_Records shown_:
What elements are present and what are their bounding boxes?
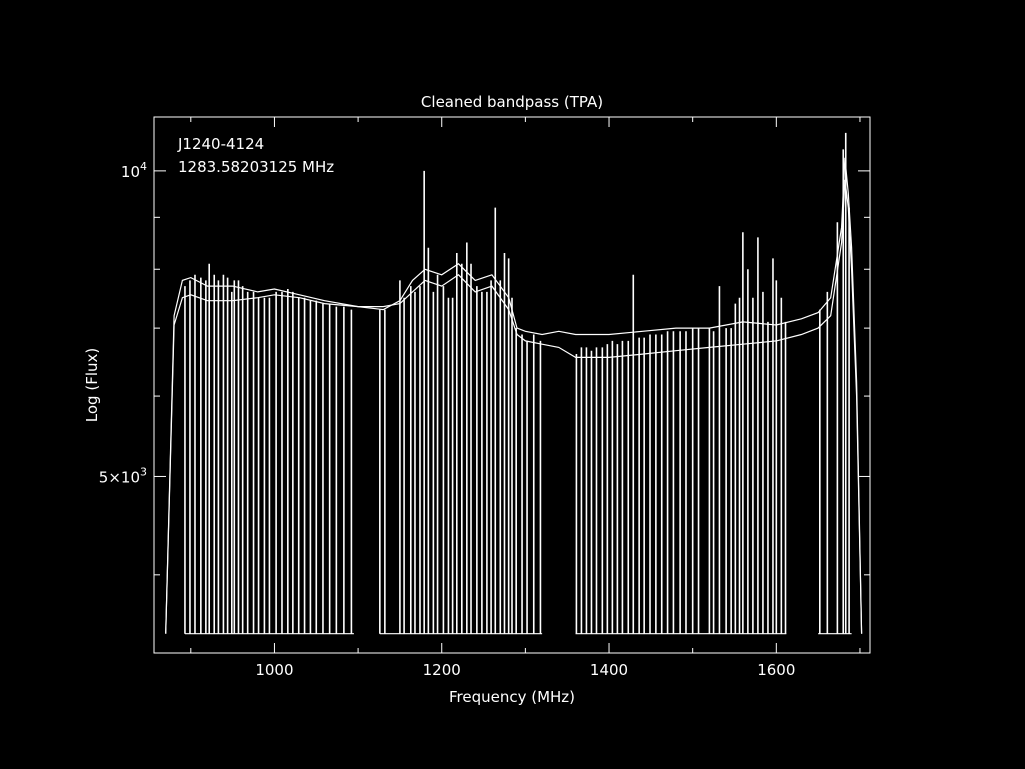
series-line-2 [165, 157, 863, 634]
x-tick-label: 1400 [590, 661, 628, 679]
series-line-1 [165, 179, 863, 634]
x-axis: 1000 1200 1400 1600 [190, 117, 861, 679]
y-tick-label: 5×103 [99, 465, 147, 486]
x-axis-label: Frequency (MHz) [449, 688, 575, 706]
x-tick-label: 1200 [423, 661, 461, 679]
bandpass-series [165, 157, 863, 634]
chart-title: Cleaned bandpass (TPA) [421, 93, 603, 111]
y-axis-label: Log (Flux) [83, 348, 101, 422]
source-name: J1240-4124 [177, 135, 264, 153]
x-tick-label: 1000 [255, 661, 293, 679]
y-tick-labels: 104 5×103 [99, 160, 147, 487]
x-tick-label: 1600 [757, 661, 795, 679]
center-frequency: 1283.58203125 MHz [178, 158, 334, 176]
plot-frame [153, 116, 871, 654]
y-axis [154, 170, 870, 576]
rfi-spikes [184, 132, 852, 635]
y-tick-label: 104 [121, 160, 147, 181]
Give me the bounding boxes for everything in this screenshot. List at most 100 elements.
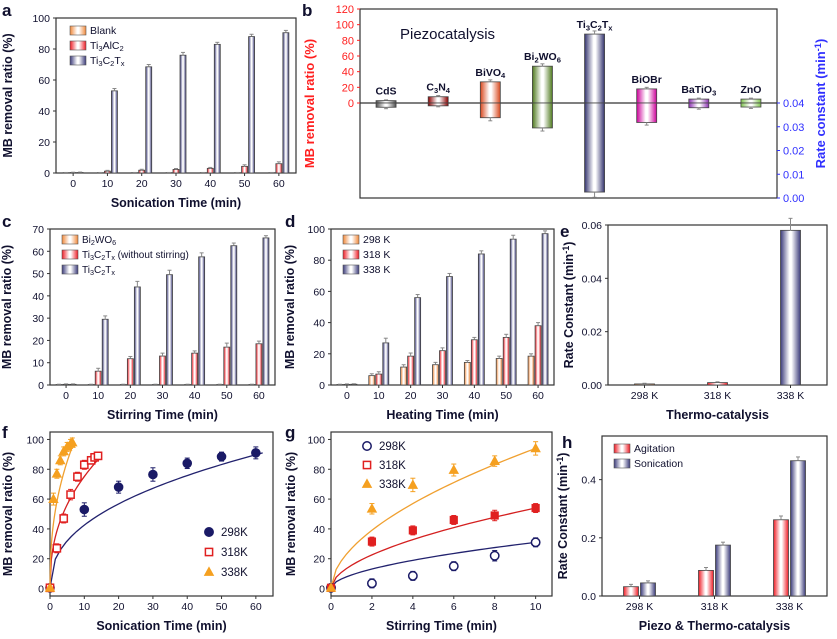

_Direction_:
Transcribe all of the data above word for word, leaving out the pictures.

_Finished answer_:
What elements are present and what are their bounding boxes?
series-line-2 [165, 157, 863, 634]
x-tick-label: 1400 [590, 661, 628, 679]
series-line-1 [165, 179, 863, 634]
x-axis: 1000 1200 1400 1600 [190, 117, 861, 679]
y-tick-label: 5×103 [99, 465, 147, 486]
x-axis-label: Frequency (MHz) [449, 688, 575, 706]
x-tick-label: 1200 [423, 661, 461, 679]
bandpass-series [165, 157, 863, 634]
chart-title: Cleaned bandpass (TPA) [421, 93, 603, 111]
y-axis-label: Log (Flux) [83, 348, 101, 422]
source-name: J1240-4124 [177, 135, 264, 153]
x-tick-label: 1000 [255, 661, 293, 679]
y-tick-labels: 104 5×103 [99, 160, 147, 487]
x-tick-label: 1600 [757, 661, 795, 679]
center-frequency: 1283.58203125 MHz [178, 158, 334, 176]
plot-frame [153, 116, 871, 654]
y-axis [154, 170, 870, 576]
rfi-spikes [184, 132, 852, 635]
y-tick-label: 104 [121, 160, 147, 181]
Give me the bounding boxes for everything in this screenshot. List at most 100 elements.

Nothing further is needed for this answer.